-------- EXTRACTED RECORDS --------

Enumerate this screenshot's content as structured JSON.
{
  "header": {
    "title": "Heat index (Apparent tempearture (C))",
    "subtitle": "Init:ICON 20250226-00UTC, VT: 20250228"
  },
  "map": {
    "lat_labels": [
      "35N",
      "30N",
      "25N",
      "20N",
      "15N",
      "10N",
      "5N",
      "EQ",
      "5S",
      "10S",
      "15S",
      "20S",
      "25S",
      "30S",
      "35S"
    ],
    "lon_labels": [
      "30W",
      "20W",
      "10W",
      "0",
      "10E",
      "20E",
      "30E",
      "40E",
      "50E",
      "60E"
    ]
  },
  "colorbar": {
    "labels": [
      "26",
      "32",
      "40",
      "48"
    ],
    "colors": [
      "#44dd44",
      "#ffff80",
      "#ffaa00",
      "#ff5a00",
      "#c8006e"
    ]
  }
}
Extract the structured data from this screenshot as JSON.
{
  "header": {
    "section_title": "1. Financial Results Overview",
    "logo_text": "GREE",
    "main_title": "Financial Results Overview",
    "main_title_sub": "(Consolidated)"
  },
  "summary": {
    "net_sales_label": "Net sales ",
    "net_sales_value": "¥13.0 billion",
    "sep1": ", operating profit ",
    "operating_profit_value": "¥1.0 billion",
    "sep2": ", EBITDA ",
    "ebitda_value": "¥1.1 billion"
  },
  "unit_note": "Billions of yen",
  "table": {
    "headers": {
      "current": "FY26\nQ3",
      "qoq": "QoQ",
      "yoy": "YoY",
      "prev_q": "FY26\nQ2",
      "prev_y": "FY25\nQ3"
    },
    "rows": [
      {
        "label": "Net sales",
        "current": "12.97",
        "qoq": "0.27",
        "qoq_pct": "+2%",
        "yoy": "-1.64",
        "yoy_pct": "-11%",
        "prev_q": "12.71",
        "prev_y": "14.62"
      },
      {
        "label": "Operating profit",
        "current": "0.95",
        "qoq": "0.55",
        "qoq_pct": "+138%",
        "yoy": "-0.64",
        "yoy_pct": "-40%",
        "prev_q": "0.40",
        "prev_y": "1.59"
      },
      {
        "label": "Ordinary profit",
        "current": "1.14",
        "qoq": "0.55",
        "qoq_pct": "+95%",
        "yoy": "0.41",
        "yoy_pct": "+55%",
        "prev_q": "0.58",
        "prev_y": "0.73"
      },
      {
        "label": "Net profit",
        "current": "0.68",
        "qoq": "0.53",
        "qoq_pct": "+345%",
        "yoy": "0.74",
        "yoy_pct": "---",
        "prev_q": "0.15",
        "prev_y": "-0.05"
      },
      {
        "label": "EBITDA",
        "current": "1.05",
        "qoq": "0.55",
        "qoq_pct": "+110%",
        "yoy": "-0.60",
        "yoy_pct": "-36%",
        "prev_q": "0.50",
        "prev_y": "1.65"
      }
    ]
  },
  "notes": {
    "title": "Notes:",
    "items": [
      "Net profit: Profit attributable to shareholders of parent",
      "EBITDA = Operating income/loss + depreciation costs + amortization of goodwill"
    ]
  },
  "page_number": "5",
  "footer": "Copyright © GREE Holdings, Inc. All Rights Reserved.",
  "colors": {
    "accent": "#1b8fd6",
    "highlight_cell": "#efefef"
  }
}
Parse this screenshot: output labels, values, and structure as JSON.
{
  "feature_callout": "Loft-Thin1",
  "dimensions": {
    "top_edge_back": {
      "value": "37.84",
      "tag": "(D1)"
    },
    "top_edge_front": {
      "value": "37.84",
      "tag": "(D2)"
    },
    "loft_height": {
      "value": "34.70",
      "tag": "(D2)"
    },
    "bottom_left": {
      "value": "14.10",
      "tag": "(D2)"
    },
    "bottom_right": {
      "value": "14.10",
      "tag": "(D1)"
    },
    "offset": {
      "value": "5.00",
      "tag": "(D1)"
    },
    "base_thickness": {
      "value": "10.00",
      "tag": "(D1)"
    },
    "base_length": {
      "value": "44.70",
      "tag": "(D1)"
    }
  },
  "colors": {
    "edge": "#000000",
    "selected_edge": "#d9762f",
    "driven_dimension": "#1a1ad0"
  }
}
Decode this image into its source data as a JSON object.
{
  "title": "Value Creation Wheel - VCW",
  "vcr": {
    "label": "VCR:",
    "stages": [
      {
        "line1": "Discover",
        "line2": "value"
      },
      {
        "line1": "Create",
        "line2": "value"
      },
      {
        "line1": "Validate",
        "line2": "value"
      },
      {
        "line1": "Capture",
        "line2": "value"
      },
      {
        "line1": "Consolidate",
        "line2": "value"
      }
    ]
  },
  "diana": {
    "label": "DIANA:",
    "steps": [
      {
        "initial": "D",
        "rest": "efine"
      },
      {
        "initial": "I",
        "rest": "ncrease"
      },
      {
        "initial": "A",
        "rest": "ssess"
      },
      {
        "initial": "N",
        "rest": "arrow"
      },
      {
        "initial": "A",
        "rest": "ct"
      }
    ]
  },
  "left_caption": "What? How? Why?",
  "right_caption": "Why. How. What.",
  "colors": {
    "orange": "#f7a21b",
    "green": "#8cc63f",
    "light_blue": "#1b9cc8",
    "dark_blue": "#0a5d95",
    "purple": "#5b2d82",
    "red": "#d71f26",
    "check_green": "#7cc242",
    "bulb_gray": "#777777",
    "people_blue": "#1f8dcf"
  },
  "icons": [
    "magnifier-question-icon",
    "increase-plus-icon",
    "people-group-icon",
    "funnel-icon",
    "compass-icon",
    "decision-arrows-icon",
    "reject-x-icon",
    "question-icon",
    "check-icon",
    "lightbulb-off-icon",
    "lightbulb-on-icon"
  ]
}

--------

> TASK DESCRIPTION:
Set down the material above again, word for word.

> EXERCISE OUTPUT:
Enumerate this screenshot's content as structured JSON.
{
  "header": {
    "title": "Heat index (Apparent tempearture (C))",
    "subtitle": "Init:ICON 20250226-00UTC, VT: 20250228"
  },
  "map": {
    "lat_labels": [
      "35N",
      "30N",
      "25N",
      "20N",
      "15N",
      "10N",
      "5N",
      "EQ",
      "5S",
      "10S",
      "15S",
      "20S",
      "25S",
      "30S",
      "35S"
    ],
    "lon_labels": [
      "30W",
      "20W",
      "10W",
      "0",
      "10E",
      "20E",
      "30E",
      "40E",
      "50E",
      "60E"
    ]
  },
  "colorbar": {
    "labels": [
      "26",
      "32",
      "40",
      "48"
    ],
    "colors": [
      "#44dd44",
      "#ffff80",
      "#ffaa00",
      "#ff5a00",
      "#c8006e"
    ]
  }
}
Extract the structured data from this screenshot as JSON.
{
  "header": {
    "section_title": "1. Financial Results Overview",
    "logo_text": "GREE",
    "main_title": "Financial Results Overview",
    "main_title_sub": "(Consolidated)"
  },
  "summary": {
    "net_sales_label": "Net sales ",
    "net_sales_value": "¥13.0 billion",
    "sep1": ", operating profit ",
    "operating_profit_value": "¥1.0 billion",
    "sep2": ", EBITDA ",
    "ebitda_value": "¥1.1 billion"
  },
  "unit_note": "Billions of yen",
  "table": {
    "headers": {
      "current": "FY26\nQ3",
      "qoq": "QoQ",
      "yoy": "YoY",
      "prev_q": "FY26\nQ2",
      "prev_y": "FY25\nQ3"
    },
    "rows": [
      {
        "label": "Net sales",
        "current": "12.97",
        "qoq": "0.27",
        "qoq_pct": "+2%",
        "yoy": "-1.64",
        "yoy_pct": "-11%",
        "prev_q": "12.71",
        "prev_y": "14.62"
      },
      {
        "label": "Operating profit",
        "current": "0.95",
        "qoq": "0.55",
        "qoq_pct": "+138%",
        "yoy": "-0.64",
        "yoy_pct": "-40%",
        "prev_q": "0.40",
        "prev_y": "1.59"
      },
      {
        "label": "Ordinary profit",
        "current": "1.14",
        "qoq": "0.55",
        "qoq_pct": "+95%",
        "yoy": "0.41",
        "yoy_pct": "+55%",
        "prev_q": "0.58",
        "prev_y": "0.73"
      },
      {
        "label": "Net profit",
        "current": "0.68",
        "qoq": "0.53",
        "qoq_pct": "+345%",
        "yoy": "0.74",
        "yoy_pct": "---",
        "prev_q": "0.15",
        "prev_y": "-0.05"
      },
      {
        "label": "EBITDA",
        "current": "1.05",
        "qoq": "0.55",
        "qoq_pct": "+110%",
        "yoy": "-0.60",
        "yoy_pct": "-36%",
        "prev_q": "0.50",
        "prev_y": "1.65"
      }
    ]
  },
  "notes": {
    "title": "Notes:",
    "items": [
      "Net profit: Profit attributable to shareholders of parent",
      "EBITDA = Operating income/loss + depreciation costs + amortization of goodwill"
    ]
  },
  "page_number": "5",
  "footer": "Copyright © GREE Holdings, Inc. All Rights Reserved.",
  "colors": {
    "accent": "#1b8fd6",
    "highlight_cell": "#efefef"
  }
}
Parse this screenshot: output labels, values, and structure as JSON.
{
  "feature_callout": "Loft-Thin1",
  "dimensions": {
    "top_edge_back": {
      "value": "37.84",
      "tag": "(D1)"
    },
    "top_edge_front": {
      "value": "37.84",
      "tag": "(D2)"
    },
    "loft_height": {
      "value": "34.70",
      "tag": "(D2)"
    },
    "bottom_left": {
      "value": "14.10",
      "tag": "(D2)"
    },
    "bottom_right": {
      "value": "14.10",
      "tag": "(D1)"
    },
    "offset": {
      "value": "5.00",
      "tag": "(D1)"
    },
    "base_thickness": {
      "value": "10.00",
      "tag": "(D1)"
    },
    "base_length": {
      "value": "44.70",
      "tag": "(D1)"
    }
  },
  "colors": {
    "edge": "#000000",
    "selected_edge": "#d9762f",
    "driven_dimension": "#1a1ad0"
  }
}
Decode this image into its source data as a JSON object.
{
  "title": "Value Creation Wheel - VCW",
  "vcr": {
    "label": "VCR:",
    "stages": [
      {
        "line1": "Discover",
        "line2": "value"
      },
      {
        "line1": "Create",
        "line2": "value"
      },
      {
        "line1": "Validate",
        "line2": "value"
      },
      {
        "line1": "Capture",
        "line2": "value"
      },
      {
        "line1": "Consolidate",
        "line2": "value"
      }
    ]
  },
  "diana": {
    "label": "DIANA:",
    "steps": [
      {
        "initial": "D",
        "rest": "efine"
      },
      {
        "initial": "I",
        "rest": "ncrease"
      },
      {
        "initial": "A",
        "rest": "ssess"
      },
      {
        "initial": "N",
        "rest": "arrow"
      },
      {
        "initial": "A",
        "rest": "ct"
      }
    ]
  },
  "left_caption": "What? How? Why?",
  "right_caption": "Why. How. What.",
  "colors": {
    "orange": "#f7a21b",
    "green": "#8cc63f",
    "light_blue": "#1b9cc8",
    "dark_blue": "#0a5d95",
    "purple": "#5b2d82",
    "red": "#d71f26",
    "check_green": "#7cc242",
    "bulb_gray": "#777777",
    "people_blue": "#1f8dcf"
  },
  "icons": [
    "magnifier-question-icon",
    "increase-plus-icon",
    "people-group-icon",
    "funnel-icon",
    "compass-icon",
    "decision-arrows-icon",
    "reject-x-icon",
    "question-icon",
    "check-icon",
    "lightbulb-off-icon",
    "lightbulb-on-icon"
  ]
}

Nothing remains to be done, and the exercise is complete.